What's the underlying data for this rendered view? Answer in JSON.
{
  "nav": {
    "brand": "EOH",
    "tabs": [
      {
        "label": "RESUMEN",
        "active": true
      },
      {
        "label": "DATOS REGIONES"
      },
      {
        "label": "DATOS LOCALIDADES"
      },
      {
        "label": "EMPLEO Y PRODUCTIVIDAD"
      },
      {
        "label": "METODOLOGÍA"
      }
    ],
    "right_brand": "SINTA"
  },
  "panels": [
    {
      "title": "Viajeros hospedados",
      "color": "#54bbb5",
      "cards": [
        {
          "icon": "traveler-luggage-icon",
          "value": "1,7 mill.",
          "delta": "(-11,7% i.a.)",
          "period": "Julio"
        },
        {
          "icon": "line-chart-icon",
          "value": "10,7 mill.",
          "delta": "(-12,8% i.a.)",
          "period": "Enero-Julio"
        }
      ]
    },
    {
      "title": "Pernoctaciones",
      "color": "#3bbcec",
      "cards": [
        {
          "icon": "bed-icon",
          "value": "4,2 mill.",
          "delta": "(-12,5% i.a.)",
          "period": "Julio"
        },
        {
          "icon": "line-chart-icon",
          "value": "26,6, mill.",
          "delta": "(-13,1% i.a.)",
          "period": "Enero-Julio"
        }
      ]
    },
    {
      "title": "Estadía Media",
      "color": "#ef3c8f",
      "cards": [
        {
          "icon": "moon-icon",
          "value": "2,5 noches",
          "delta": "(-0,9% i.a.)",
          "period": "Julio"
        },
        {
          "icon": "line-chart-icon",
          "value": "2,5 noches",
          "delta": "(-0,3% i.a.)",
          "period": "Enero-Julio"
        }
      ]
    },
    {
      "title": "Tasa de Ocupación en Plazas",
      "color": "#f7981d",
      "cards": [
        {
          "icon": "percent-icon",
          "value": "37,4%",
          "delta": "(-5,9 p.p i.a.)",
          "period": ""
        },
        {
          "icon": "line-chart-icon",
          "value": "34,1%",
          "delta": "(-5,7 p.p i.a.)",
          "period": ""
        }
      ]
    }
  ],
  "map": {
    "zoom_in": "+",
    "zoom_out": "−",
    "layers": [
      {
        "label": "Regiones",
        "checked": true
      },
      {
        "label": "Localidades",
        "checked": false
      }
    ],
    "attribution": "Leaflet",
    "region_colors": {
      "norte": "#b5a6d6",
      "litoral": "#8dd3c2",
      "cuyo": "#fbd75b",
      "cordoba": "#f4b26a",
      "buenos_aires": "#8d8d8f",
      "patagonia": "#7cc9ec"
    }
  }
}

===

**WHAT THE TASK REQUIRES**
Out of the material above, select every line that holds the string "mill".

**SOLUTION FOR THIS TASK**
          "value": "1,7 mill.",
          "value": "10,7 mill.",
          "value": "4,2 mill.",
          "value": "26,6, mill.",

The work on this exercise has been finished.